Stored data
* Start *

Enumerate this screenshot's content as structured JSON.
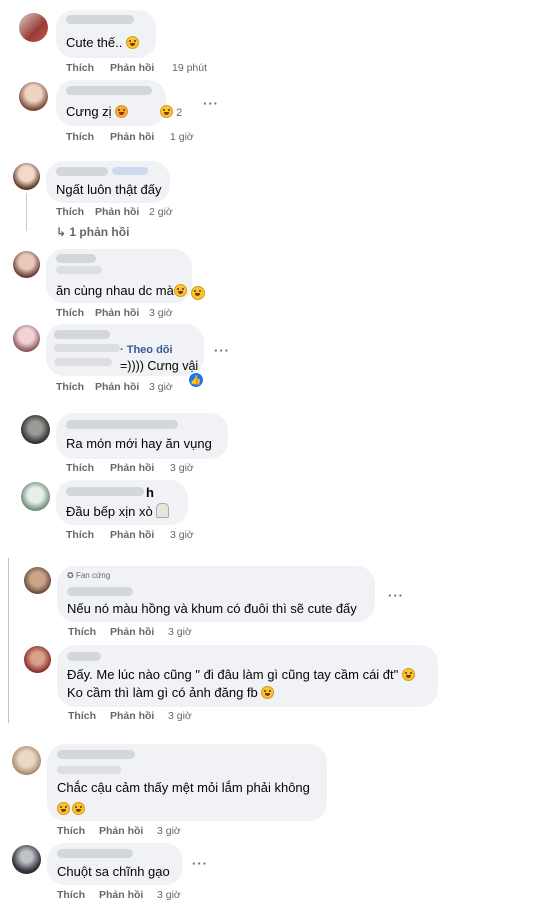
{
  "actions": {
    "like": "Thích",
    "reply": "Phản hồi"
  },
  "comments": [
    {
      "id": 1,
      "text": "Cute thế..",
      "time": "19 phút"
    },
    {
      "id": 2,
      "text": "Cưng zị",
      "reaction_count": "2",
      "time": "1 giờ"
    },
    {
      "id": 3,
      "text": "Ngất luôn thật đấy",
      "time": "2 giờ",
      "replies_link": "1 phản hồi"
    },
    {
      "id": 4,
      "text": "ăn cùng nhau dc mà",
      "time": "3 giờ"
    },
    {
      "id": 5,
      "follow": "Theo dõi",
      "text": "=)))) Cưng vậi",
      "time": "3 giờ"
    },
    {
      "id": 6,
      "text": "Ra món mới hay ăn vụng",
      "time": "3 giờ"
    },
    {
      "id": 7,
      "name_suffix": "h",
      "text": "Đầu bếp xịn xò",
      "time": "3 giờ"
    },
    {
      "id": 8,
      "badge": "Fan cứng",
      "text": "Nếu nó màu hồng và khum có đuôi thì sẽ cute đấy",
      "time": "3 giờ"
    },
    {
      "id": 9,
      "text_line1": "Đấy. Me lúc nào cũng \" đi đâu làm gì cũng tay cầm cái đt\"",
      "text_line2": "Ko cầm thì làm gì có ảnh đăng fb",
      "time": "3 giờ"
    },
    {
      "id": 10,
      "text": "Chắc cậu cảm thấy mệt mỏi lắm phải không",
      "time": "3 giờ"
    },
    {
      "id": 11,
      "text": "Chuột sa chĩnh gạo",
      "time": "3 giờ"
    }
  ]
}
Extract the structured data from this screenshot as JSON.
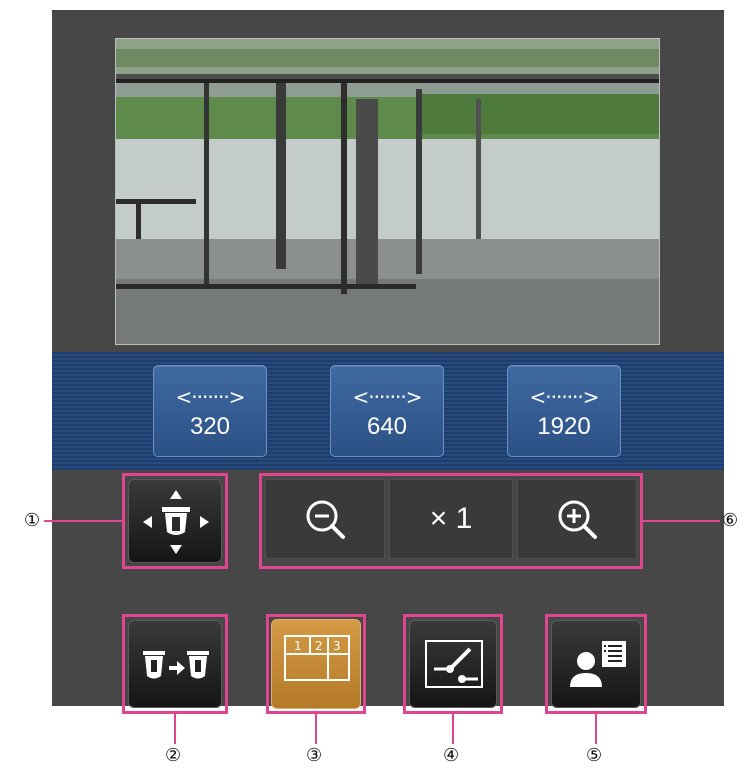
{
  "resolution_buttons": [
    {
      "arrow": "<·······>",
      "value": "320"
    },
    {
      "arrow": "<·······>",
      "value": "640"
    },
    {
      "arrow": "<·······>",
      "value": "1920"
    }
  ],
  "zoom": {
    "level_label": "× 1"
  },
  "callouts": {
    "c1": "①",
    "c2": "②",
    "c3": "③",
    "c4": "④",
    "c5": "⑤",
    "c6": "⑥"
  },
  "colors": {
    "panel": "#474747",
    "resolution_bar": "#274a7e",
    "highlight": "#e0468f",
    "multiscreen_active": "#c08530"
  },
  "icons": [
    "pan-tilt-control-icon",
    "camera-switch-icon",
    "multiscreen-icon",
    "brightness-adjust-icon",
    "user-list-icon",
    "zoom-out-icon",
    "zoom-in-icon"
  ]
}
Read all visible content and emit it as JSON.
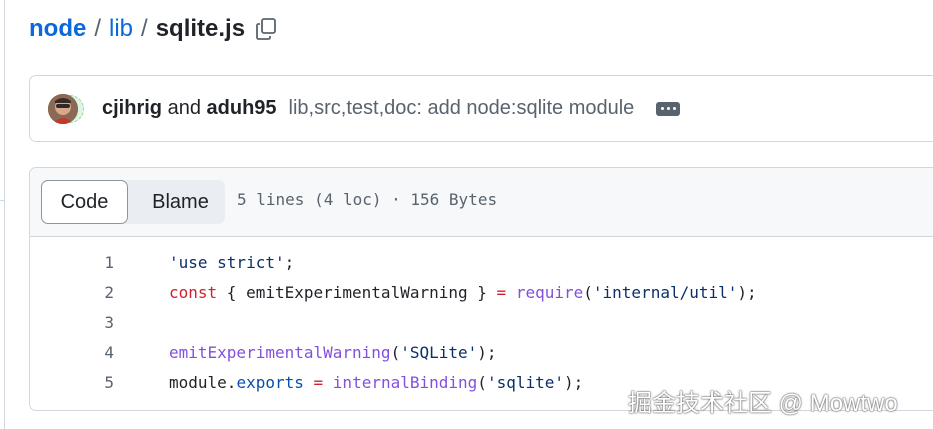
{
  "breadcrumb": {
    "repo": "node",
    "separator": "/",
    "dir": "lib",
    "file": "sqlite.js",
    "copy_icon": "copy-icon"
  },
  "commit": {
    "author1": "cjihrig",
    "and": "and",
    "author2": "aduh95",
    "message": "lib,src,test,doc: add node:sqlite module",
    "more_icon": "ellipsis-icon"
  },
  "file": {
    "tabs": {
      "code": "Code",
      "blame": "Blame"
    },
    "meta": "5 lines (4 loc) · 156 Bytes",
    "lines": [
      {
        "num": "1",
        "tokens": [
          {
            "t": "'use strict'",
            "c": "str"
          },
          {
            "t": ";",
            "c": ""
          }
        ]
      },
      {
        "num": "2",
        "tokens": [
          {
            "t": "const",
            "c": "kw"
          },
          {
            "t": " { emitExperimentalWarning } ",
            "c": ""
          },
          {
            "t": "=",
            "c": "kw"
          },
          {
            "t": " ",
            "c": ""
          },
          {
            "t": "require",
            "c": "fn"
          },
          {
            "t": "(",
            "c": ""
          },
          {
            "t": "'internal/util'",
            "c": "str"
          },
          {
            "t": ");",
            "c": ""
          }
        ]
      },
      {
        "num": "3",
        "tokens": []
      },
      {
        "num": "4",
        "tokens": [
          {
            "t": "emitExperimentalWarning",
            "c": "fn"
          },
          {
            "t": "(",
            "c": ""
          },
          {
            "t": "'SQLite'",
            "c": "str"
          },
          {
            "t": ");",
            "c": ""
          }
        ]
      },
      {
        "num": "5",
        "tokens": [
          {
            "t": "module",
            "c": ""
          },
          {
            "t": ".",
            "c": ""
          },
          {
            "t": "exports",
            "c": "prop"
          },
          {
            "t": " ",
            "c": ""
          },
          {
            "t": "=",
            "c": "kw"
          },
          {
            "t": " ",
            "c": ""
          },
          {
            "t": "internalBinding",
            "c": "fn"
          },
          {
            "t": "(",
            "c": ""
          },
          {
            "t": "'sqlite'",
            "c": "str"
          },
          {
            "t": ");",
            "c": ""
          }
        ]
      }
    ]
  },
  "watermark": "掘金技术社区 @ Mowtwo",
  "colors": {
    "link": "#0969da",
    "muted": "#59636e",
    "string": "#0a3069",
    "keyword": "#cf222e",
    "function": "#8250df",
    "property": "#0550ae"
  }
}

* End *

▶ PROMPT:
Among the lines of the data, identify those with the word "content". Copy each of them.

▶ TASK ANSWER:
Enumerate this screenshot's content as structured JSON.
Read all visible content and emit it as JSON.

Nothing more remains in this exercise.